(Rows from a dataset)
──────────

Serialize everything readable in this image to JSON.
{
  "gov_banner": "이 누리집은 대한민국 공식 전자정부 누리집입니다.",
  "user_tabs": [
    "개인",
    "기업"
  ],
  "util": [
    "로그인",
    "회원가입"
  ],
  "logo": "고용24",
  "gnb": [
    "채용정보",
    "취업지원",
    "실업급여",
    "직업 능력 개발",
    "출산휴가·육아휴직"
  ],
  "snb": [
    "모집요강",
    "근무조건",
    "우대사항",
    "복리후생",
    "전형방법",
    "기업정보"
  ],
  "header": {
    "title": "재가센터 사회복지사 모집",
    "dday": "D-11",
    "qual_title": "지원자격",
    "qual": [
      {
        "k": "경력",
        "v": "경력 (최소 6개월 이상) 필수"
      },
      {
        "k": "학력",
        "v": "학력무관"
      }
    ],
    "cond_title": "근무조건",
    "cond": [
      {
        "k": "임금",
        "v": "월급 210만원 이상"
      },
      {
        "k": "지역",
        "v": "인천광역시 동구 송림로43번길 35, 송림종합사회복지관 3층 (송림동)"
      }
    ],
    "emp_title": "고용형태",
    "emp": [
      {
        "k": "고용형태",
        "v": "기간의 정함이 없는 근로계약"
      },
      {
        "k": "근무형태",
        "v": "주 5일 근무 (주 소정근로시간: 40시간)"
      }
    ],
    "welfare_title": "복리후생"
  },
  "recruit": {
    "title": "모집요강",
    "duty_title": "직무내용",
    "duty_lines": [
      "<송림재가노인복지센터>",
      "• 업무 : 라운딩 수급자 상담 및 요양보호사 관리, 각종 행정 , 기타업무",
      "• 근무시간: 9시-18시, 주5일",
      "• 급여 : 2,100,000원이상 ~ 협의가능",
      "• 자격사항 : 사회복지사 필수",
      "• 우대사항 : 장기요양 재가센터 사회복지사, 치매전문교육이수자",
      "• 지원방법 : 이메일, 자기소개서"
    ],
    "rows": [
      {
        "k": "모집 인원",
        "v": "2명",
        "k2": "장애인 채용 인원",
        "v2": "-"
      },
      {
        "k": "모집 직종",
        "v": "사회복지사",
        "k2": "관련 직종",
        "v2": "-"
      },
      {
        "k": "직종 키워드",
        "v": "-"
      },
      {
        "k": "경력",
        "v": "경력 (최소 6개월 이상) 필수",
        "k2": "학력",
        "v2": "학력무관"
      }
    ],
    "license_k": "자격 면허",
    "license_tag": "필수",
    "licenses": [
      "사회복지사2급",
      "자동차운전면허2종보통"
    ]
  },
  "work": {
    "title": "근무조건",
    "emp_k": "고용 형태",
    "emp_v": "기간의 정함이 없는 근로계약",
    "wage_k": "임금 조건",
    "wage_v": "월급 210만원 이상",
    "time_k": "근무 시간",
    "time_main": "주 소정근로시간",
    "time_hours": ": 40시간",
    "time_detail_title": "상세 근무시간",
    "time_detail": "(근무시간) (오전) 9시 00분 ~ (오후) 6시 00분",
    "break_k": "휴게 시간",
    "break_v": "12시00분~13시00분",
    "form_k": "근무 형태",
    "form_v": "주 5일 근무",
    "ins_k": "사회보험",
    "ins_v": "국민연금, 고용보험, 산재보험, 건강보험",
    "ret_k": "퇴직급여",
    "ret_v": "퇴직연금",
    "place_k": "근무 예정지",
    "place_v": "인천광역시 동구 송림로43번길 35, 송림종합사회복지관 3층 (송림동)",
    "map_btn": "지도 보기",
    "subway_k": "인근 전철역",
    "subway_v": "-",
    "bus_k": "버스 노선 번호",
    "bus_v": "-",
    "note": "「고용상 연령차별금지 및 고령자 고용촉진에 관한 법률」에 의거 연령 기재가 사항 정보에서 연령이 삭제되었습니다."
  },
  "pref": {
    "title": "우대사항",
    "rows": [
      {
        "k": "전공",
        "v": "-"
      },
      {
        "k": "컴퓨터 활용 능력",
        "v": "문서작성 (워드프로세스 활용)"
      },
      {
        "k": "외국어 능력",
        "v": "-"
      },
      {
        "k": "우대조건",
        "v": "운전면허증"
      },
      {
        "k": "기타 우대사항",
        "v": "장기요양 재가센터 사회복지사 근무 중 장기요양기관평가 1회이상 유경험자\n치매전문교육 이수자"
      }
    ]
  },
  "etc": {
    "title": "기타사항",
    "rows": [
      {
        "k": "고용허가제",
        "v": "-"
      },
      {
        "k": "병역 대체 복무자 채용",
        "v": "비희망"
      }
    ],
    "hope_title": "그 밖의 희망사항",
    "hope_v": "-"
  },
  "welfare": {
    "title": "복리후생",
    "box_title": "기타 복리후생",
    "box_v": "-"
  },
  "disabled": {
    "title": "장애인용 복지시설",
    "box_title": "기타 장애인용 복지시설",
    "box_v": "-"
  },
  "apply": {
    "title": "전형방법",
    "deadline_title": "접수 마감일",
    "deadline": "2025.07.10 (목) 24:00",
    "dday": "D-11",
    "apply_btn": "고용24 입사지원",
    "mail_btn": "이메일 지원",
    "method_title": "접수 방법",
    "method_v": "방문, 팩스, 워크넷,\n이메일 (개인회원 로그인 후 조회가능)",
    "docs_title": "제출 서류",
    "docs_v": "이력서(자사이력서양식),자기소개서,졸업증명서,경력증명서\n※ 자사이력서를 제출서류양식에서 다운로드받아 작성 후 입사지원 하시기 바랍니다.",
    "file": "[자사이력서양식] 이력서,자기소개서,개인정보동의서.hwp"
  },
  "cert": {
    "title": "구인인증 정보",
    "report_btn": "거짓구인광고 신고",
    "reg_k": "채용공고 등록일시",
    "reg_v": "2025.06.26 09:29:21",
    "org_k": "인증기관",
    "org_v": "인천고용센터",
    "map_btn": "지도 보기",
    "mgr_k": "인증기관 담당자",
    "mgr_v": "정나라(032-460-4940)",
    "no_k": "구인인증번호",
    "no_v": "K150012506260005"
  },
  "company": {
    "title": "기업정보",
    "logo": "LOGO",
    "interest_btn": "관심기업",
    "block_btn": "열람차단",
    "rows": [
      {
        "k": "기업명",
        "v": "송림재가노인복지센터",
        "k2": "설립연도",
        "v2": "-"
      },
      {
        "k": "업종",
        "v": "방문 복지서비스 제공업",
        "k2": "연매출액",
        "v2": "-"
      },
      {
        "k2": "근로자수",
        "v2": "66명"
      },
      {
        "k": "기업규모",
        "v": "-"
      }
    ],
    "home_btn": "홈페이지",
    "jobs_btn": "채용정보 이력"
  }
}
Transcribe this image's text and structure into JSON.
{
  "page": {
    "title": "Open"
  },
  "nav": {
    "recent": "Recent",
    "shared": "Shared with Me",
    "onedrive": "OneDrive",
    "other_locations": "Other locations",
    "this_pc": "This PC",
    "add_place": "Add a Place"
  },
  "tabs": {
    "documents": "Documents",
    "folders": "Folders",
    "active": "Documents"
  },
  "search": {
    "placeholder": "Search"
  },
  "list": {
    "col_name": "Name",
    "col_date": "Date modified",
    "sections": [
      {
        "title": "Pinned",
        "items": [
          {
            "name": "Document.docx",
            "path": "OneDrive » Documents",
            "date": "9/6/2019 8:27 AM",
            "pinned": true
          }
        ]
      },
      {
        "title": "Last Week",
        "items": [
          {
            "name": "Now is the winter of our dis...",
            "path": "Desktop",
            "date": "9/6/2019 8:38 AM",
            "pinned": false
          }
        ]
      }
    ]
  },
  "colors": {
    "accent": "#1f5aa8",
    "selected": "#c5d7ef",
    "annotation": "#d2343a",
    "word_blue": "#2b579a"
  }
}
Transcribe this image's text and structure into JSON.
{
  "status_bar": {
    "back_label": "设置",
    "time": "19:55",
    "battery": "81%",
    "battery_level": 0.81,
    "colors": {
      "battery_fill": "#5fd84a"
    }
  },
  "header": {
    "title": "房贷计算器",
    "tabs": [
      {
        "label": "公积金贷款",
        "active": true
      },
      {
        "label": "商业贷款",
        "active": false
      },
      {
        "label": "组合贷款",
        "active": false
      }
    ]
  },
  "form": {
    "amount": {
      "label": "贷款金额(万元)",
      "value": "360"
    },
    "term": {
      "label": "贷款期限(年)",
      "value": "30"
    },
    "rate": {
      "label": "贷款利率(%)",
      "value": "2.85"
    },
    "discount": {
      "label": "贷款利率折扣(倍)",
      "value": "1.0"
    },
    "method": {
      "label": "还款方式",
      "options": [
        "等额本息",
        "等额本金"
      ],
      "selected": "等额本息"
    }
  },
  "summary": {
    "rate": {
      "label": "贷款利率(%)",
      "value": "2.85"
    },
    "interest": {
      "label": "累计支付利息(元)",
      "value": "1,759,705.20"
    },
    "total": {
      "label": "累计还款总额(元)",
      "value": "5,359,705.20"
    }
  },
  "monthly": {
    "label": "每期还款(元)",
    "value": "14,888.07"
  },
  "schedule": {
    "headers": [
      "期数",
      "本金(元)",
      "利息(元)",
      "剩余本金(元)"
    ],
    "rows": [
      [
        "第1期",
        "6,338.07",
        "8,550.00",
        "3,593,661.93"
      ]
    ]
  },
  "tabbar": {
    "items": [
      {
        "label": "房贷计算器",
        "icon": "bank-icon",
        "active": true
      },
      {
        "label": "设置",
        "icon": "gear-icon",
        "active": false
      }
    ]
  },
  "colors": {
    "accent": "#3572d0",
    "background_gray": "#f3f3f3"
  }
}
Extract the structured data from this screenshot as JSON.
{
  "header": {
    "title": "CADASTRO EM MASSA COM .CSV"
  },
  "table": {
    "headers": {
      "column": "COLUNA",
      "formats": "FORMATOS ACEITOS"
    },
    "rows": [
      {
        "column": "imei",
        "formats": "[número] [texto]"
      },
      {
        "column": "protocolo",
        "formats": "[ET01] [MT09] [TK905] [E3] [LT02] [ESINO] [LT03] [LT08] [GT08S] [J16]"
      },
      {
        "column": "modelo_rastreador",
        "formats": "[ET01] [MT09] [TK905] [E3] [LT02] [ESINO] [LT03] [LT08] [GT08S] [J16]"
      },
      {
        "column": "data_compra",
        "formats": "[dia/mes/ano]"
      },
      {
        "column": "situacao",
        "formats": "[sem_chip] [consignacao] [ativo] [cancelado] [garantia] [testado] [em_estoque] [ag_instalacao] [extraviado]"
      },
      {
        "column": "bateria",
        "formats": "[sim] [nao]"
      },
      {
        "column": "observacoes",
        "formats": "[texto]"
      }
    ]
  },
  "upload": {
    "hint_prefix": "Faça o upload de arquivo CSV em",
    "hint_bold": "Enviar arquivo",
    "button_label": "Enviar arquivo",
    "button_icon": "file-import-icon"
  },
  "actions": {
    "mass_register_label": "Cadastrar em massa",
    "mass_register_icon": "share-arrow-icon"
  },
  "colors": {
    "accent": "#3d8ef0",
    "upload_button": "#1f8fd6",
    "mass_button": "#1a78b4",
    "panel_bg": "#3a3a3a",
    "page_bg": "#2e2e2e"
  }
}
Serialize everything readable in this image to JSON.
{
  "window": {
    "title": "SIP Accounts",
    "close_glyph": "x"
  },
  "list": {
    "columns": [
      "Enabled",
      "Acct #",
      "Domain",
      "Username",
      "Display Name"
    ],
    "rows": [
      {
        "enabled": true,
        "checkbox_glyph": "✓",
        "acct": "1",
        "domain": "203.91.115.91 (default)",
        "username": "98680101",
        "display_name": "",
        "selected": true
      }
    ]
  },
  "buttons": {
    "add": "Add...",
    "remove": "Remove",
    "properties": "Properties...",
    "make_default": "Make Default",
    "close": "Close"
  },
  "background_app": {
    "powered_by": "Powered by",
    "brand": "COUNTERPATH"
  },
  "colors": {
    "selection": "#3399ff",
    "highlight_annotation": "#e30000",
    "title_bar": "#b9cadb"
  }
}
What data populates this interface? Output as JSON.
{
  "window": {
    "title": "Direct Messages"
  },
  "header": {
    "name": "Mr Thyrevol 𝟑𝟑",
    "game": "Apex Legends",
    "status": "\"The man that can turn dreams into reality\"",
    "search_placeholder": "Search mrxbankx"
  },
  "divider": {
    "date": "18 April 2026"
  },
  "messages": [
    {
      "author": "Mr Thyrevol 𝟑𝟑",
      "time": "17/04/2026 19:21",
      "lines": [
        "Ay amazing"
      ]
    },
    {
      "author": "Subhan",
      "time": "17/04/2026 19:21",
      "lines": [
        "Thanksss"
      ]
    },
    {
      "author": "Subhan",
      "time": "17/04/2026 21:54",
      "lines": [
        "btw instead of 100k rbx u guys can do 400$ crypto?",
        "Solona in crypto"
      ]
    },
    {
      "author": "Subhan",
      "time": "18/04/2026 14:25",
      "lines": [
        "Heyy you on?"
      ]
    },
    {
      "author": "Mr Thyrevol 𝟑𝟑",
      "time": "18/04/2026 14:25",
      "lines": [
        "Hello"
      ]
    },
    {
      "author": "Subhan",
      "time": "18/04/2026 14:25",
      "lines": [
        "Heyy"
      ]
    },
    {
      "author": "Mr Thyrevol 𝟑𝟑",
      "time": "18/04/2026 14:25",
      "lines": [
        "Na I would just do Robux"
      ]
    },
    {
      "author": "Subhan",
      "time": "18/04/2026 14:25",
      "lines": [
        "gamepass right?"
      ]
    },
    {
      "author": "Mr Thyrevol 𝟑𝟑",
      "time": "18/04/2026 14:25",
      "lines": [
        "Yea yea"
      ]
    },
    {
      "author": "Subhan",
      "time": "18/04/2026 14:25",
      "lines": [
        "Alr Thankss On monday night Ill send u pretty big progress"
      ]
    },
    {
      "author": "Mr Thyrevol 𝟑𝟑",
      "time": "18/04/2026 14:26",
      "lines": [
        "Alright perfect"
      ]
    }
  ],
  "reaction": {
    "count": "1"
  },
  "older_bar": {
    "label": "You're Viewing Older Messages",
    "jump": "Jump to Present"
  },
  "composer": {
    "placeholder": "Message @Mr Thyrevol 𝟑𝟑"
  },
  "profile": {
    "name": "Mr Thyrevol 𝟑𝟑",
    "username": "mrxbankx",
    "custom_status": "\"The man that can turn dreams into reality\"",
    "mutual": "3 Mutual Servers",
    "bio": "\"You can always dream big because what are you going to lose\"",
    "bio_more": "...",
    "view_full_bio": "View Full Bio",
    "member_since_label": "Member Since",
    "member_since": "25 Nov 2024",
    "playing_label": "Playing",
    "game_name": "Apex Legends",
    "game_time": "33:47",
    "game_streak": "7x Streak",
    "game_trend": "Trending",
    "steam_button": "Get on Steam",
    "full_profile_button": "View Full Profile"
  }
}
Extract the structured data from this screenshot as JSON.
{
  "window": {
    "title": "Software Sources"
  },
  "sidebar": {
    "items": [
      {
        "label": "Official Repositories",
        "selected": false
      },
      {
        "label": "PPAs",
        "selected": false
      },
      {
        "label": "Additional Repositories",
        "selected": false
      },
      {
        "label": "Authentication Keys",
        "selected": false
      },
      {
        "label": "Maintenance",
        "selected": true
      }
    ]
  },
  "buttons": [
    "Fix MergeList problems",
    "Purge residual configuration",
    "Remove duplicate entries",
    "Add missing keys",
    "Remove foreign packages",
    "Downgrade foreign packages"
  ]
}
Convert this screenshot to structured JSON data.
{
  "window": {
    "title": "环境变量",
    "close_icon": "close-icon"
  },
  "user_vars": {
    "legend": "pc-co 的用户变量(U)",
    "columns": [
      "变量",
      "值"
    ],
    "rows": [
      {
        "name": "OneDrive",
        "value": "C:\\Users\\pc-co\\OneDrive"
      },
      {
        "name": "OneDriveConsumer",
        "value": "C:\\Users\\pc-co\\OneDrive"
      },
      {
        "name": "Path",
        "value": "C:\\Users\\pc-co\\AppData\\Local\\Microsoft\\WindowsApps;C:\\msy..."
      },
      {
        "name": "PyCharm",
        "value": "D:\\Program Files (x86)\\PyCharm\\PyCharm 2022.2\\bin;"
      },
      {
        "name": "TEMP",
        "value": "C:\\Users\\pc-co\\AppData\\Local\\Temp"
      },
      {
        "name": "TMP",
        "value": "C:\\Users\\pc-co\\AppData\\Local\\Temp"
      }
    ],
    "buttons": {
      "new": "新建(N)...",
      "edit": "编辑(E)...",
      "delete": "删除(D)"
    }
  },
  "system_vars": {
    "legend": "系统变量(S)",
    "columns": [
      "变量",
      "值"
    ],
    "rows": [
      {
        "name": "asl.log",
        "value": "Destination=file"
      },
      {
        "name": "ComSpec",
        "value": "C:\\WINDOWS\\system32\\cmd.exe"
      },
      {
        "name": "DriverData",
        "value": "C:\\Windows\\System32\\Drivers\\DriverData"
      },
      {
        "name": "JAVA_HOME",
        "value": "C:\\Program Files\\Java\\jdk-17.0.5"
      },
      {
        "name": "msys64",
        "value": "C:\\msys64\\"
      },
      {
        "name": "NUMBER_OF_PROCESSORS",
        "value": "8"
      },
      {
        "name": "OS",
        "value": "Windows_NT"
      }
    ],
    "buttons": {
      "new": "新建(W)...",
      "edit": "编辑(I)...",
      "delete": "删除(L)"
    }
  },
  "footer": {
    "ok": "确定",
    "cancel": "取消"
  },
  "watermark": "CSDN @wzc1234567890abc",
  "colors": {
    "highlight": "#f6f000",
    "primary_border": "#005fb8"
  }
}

──────────

▶ [Requirements]: Locate each line with the word "Remove" and copy it.

▶ [Response for this exercise]:
    "remove": "Remove",
    "Remove duplicate entries",
    "Remove foreign packages",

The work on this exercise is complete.